## [DATA SECTION]

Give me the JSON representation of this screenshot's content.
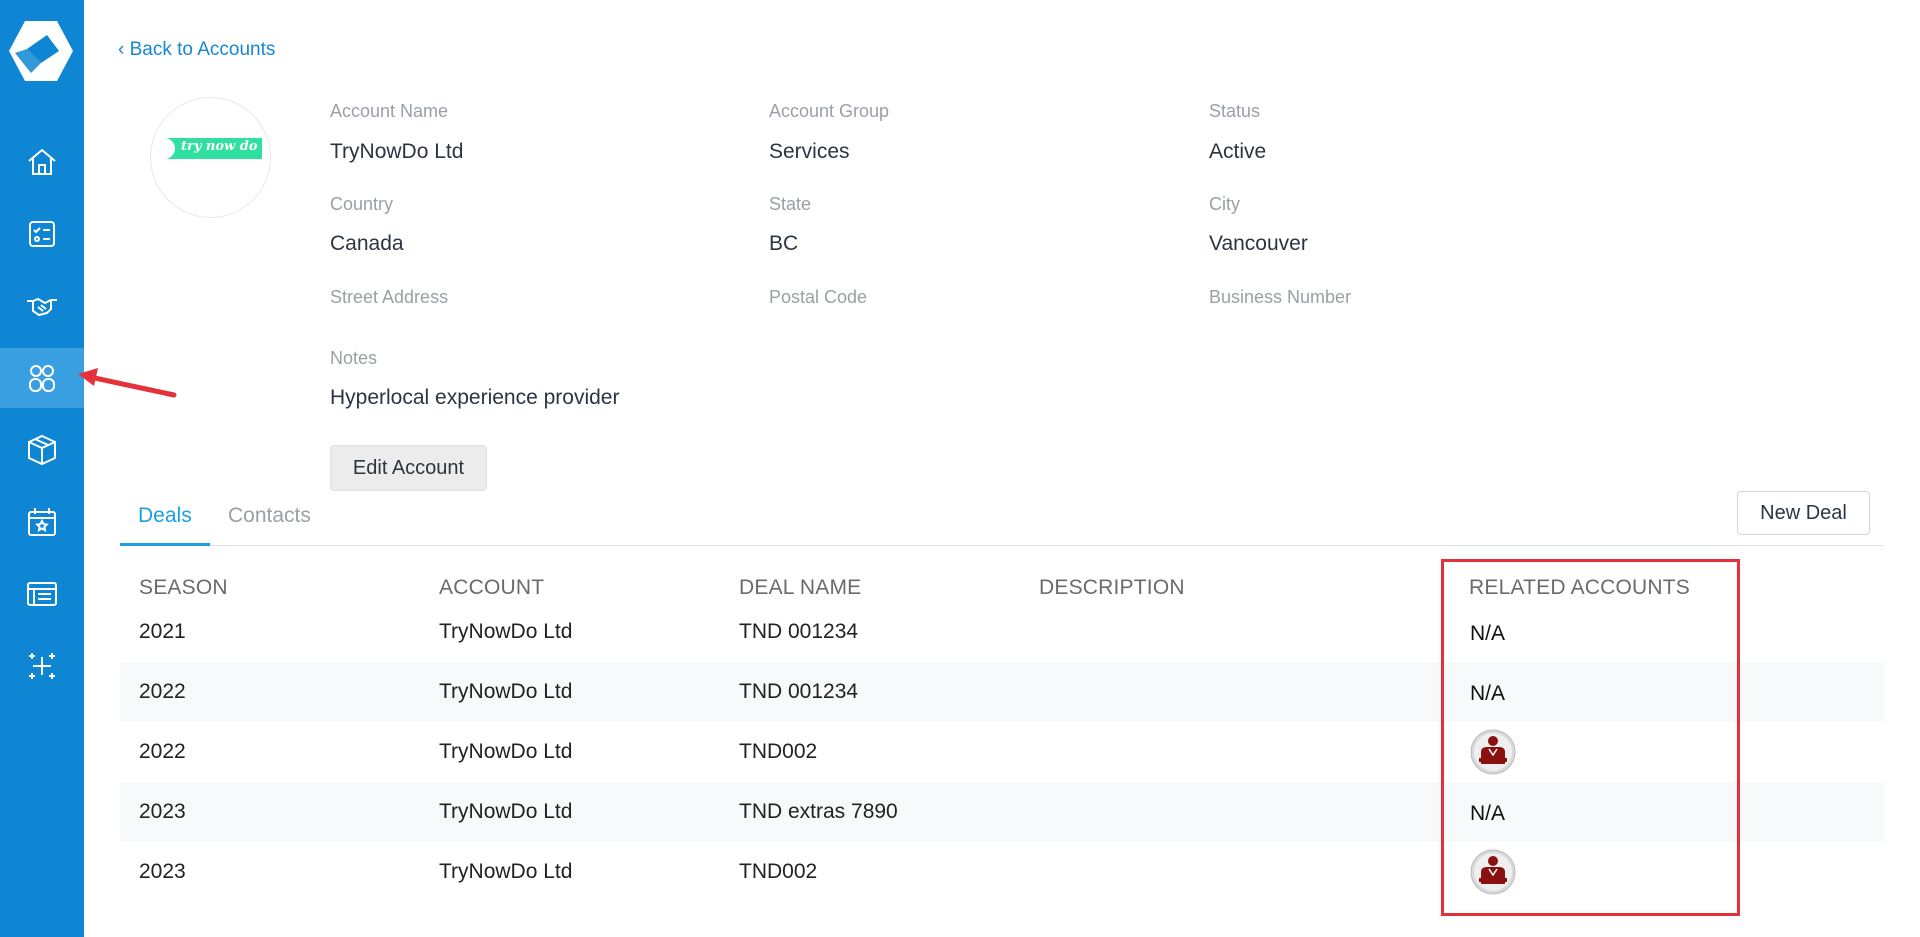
{
  "sidebar": {
    "items": [
      {
        "icon": "home-icon"
      },
      {
        "icon": "checklist-icon"
      },
      {
        "icon": "handshake-icon"
      },
      {
        "icon": "accounts-icon",
        "active": true
      },
      {
        "icon": "box-icon"
      },
      {
        "icon": "calendar-star-icon"
      },
      {
        "icon": "list-panel-icon"
      },
      {
        "icon": "sparkle-icon"
      }
    ]
  },
  "header": {
    "back_label": "Back to Accounts"
  },
  "account": {
    "logo_text": "try now do",
    "fields": {
      "account_name_label": "Account Name",
      "account_name": "TryNowDo Ltd",
      "account_group_label": "Account Group",
      "account_group": "Services",
      "status_label": "Status",
      "status": "Active",
      "country_label": "Country",
      "country": "Canada",
      "state_label": "State",
      "state": "BC",
      "city_label": "City",
      "city": "Vancouver",
      "street_label": "Street Address",
      "postal_label": "Postal Code",
      "business_label": "Business Number",
      "notes_label": "Notes",
      "notes": "Hyperlocal experience provider"
    },
    "edit_label": "Edit Account"
  },
  "tabs": {
    "deals": "Deals",
    "contacts": "Contacts",
    "active": "Deals"
  },
  "new_deal_label": "New Deal",
  "table": {
    "headers": [
      "SEASON",
      "ACCOUNT",
      "DEAL NAME",
      "DESCRIPTION",
      "RELATED ACCOUNTS"
    ],
    "rows": [
      {
        "season": "2021",
        "account": "TryNowDo Ltd",
        "deal": "TND 001234",
        "description": "",
        "related": "N/A"
      },
      {
        "season": "2022",
        "account": "TryNowDo Ltd",
        "deal": "TND 001234",
        "description": "",
        "related": "N/A"
      },
      {
        "season": "2022",
        "account": "TryNowDo Ltd",
        "deal": "TND002",
        "description": "",
        "related": "person-icon"
      },
      {
        "season": "2023",
        "account": "TryNowDo Ltd",
        "deal": "TND extras 7890",
        "description": "",
        "related": "N/A"
      },
      {
        "season": "2023",
        "account": "TryNowDo Ltd",
        "deal": "TND002",
        "description": "",
        "related": "person-icon"
      }
    ]
  },
  "colors": {
    "sidebar": "#0f86d3",
    "accent": "#1ba1df",
    "highlight": "#e4323c"
  }
}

## [WHAT IS EXPECTED]
Retype the listing exactly. Pictures do not belong in the copy.

## [TASK OUTPUT]
Give me the JSON representation of this screenshot's content.
{
  "sidebar": {
    "items": [
      {
        "icon": "home-icon"
      },
      {
        "icon": "checklist-icon"
      },
      {
        "icon": "handshake-icon"
      },
      {
        "icon": "accounts-icon",
        "active": true
      },
      {
        "icon": "box-icon"
      },
      {
        "icon": "calendar-star-icon"
      },
      {
        "icon": "list-panel-icon"
      },
      {
        "icon": "sparkle-icon"
      }
    ]
  },
  "header": {
    "back_label": "Back to Accounts"
  },
  "account": {
    "logo_text": "try now do",
    "fields": {
      "account_name_label": "Account Name",
      "account_name": "TryNowDo Ltd",
      "account_group_label": "Account Group",
      "account_group": "Services",
      "status_label": "Status",
      "status": "Active",
      "country_label": "Country",
      "country": "Canada",
      "state_label": "State",
      "state": "BC",
      "city_label": "City",
      "city": "Vancouver",
      "street_label": "Street Address",
      "postal_label": "Postal Code",
      "business_label": "Business Number",
      "notes_label": "Notes",
      "notes": "Hyperlocal experience provider"
    },
    "edit_label": "Edit Account"
  },
  "tabs": {
    "deals": "Deals",
    "contacts": "Contacts",
    "active": "Deals"
  },
  "new_deal_label": "New Deal",
  "table": {
    "headers": [
      "SEASON",
      "ACCOUNT",
      "DEAL NAME",
      "DESCRIPTION",
      "RELATED ACCOUNTS"
    ],
    "rows": [
      {
        "season": "2021",
        "account": "TryNowDo Ltd",
        "deal": "TND 001234",
        "description": "",
        "related": "N/A"
      },
      {
        "season": "2022",
        "account": "TryNowDo Ltd",
        "deal": "TND 001234",
        "description": "",
        "related": "N/A"
      },
      {
        "season": "2022",
        "account": "TryNowDo Ltd",
        "deal": "TND002",
        "description": "",
        "related": "person-icon"
      },
      {
        "season": "2023",
        "account": "TryNowDo Ltd",
        "deal": "TND extras 7890",
        "description": "",
        "related": "N/A"
      },
      {
        "season": "2023",
        "account": "TryNowDo Ltd",
        "deal": "TND002",
        "description": "",
        "related": "person-icon"
      }
    ]
  },
  "colors": {
    "sidebar": "#0f86d3",
    "accent": "#1ba1df",
    "highlight": "#e4323c"
  }
}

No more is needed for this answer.